--- START OF Record extracts ---
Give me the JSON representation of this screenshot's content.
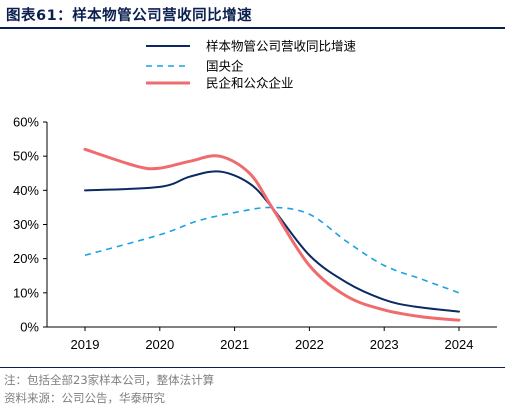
{
  "header": {
    "figure_label": "图表61：",
    "title": "样本物管公司营收同比增速"
  },
  "footer": {
    "note": "注：包括全部23家样本公司，整体法计算",
    "source": "资料来源：公司公告，华泰研究"
  },
  "chart_data": {
    "type": "line",
    "title": "样本物管公司营收同比增速",
    "x": [
      "2019",
      "2020",
      "2021",
      "2022",
      "2023",
      "2024"
    ],
    "xlabel": "",
    "ylabel": "",
    "ylim": [
      0,
      60
    ],
    "y_ticks": [
      "0%",
      "10%",
      "20%",
      "30%",
      "40%",
      "50%",
      "60%"
    ],
    "y_unit": "%",
    "grid": false,
    "legend_position": "top",
    "smooth": true,
    "series": [
      {
        "name": "样本物管公司营收同比增速",
        "color": "#0b2a63",
        "style": "solid",
        "points": [
          [
            2019,
            40
          ],
          [
            2020,
            41
          ],
          [
            2020.4,
            44
          ],
          [
            2020.8,
            45.5
          ],
          [
            2021.2,
            42
          ],
          [
            2021.5,
            35
          ],
          [
            2022,
            21
          ],
          [
            2022.5,
            13
          ],
          [
            2023,
            8
          ],
          [
            2023.4,
            6
          ],
          [
            2024,
            4.5
          ]
        ]
      },
      {
        "name": "国央企",
        "color": "#1aa3e3",
        "style": "dashed",
        "points": [
          [
            2019,
            21
          ],
          [
            2020,
            27
          ],
          [
            2020.5,
            31
          ],
          [
            2021,
            33.5
          ],
          [
            2021.5,
            35
          ],
          [
            2022,
            33
          ],
          [
            2022.5,
            25
          ],
          [
            2023,
            18
          ],
          [
            2023.5,
            14
          ],
          [
            2024,
            10
          ]
        ]
      },
      {
        "name": "民企和公众企业",
        "color": "#f06b6e",
        "style": "solid",
        "points": [
          [
            2019,
            52
          ],
          [
            2019.7,
            47
          ],
          [
            2020,
            46.5
          ],
          [
            2020.4,
            48.5
          ],
          [
            2020.8,
            50
          ],
          [
            2021.2,
            45
          ],
          [
            2021.5,
            35
          ],
          [
            2022,
            18
          ],
          [
            2022.5,
            9
          ],
          [
            2023,
            5
          ],
          [
            2023.5,
            3
          ],
          [
            2024,
            2
          ]
        ]
      }
    ]
  }
}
--- END OF Record extracts ---
Quote the material in full and exactly; do not carry over its pictures.

▶ **Answer in full**:
Give me the JSON representation of this screenshot's content.
{
  "header": {
    "figure_label": "图表61：",
    "title": "样本物管公司营收同比增速"
  },
  "footer": {
    "note": "注：包括全部23家样本公司，整体法计算",
    "source": "资料来源：公司公告，华泰研究"
  },
  "chart_data": {
    "type": "line",
    "title": "样本物管公司营收同比增速",
    "x": [
      "2019",
      "2020",
      "2021",
      "2022",
      "2023",
      "2024"
    ],
    "xlabel": "",
    "ylabel": "",
    "ylim": [
      0,
      60
    ],
    "y_ticks": [
      "0%",
      "10%",
      "20%",
      "30%",
      "40%",
      "50%",
      "60%"
    ],
    "y_unit": "%",
    "grid": false,
    "legend_position": "top",
    "smooth": true,
    "series": [
      {
        "name": "样本物管公司营收同比增速",
        "color": "#0b2a63",
        "style": "solid",
        "points": [
          [
            2019,
            40
          ],
          [
            2020,
            41
          ],
          [
            2020.4,
            44
          ],
          [
            2020.8,
            45.5
          ],
          [
            2021.2,
            42
          ],
          [
            2021.5,
            35
          ],
          [
            2022,
            21
          ],
          [
            2022.5,
            13
          ],
          [
            2023,
            8
          ],
          [
            2023.4,
            6
          ],
          [
            2024,
            4.5
          ]
        ]
      },
      {
        "name": "国央企",
        "color": "#1aa3e3",
        "style": "dashed",
        "points": [
          [
            2019,
            21
          ],
          [
            2020,
            27
          ],
          [
            2020.5,
            31
          ],
          [
            2021,
            33.5
          ],
          [
            2021.5,
            35
          ],
          [
            2022,
            33
          ],
          [
            2022.5,
            25
          ],
          [
            2023,
            18
          ],
          [
            2023.5,
            14
          ],
          [
            2024,
            10
          ]
        ]
      },
      {
        "name": "民企和公众企业",
        "color": "#f06b6e",
        "style": "solid",
        "points": [
          [
            2019,
            52
          ],
          [
            2019.7,
            47
          ],
          [
            2020,
            46.5
          ],
          [
            2020.4,
            48.5
          ],
          [
            2020.8,
            50
          ],
          [
            2021.2,
            45
          ],
          [
            2021.5,
            35
          ],
          [
            2022,
            18
          ],
          [
            2022.5,
            9
          ],
          [
            2023,
            5
          ],
          [
            2023.5,
            3
          ],
          [
            2024,
            2
          ]
        ]
      }
    ]
  }
}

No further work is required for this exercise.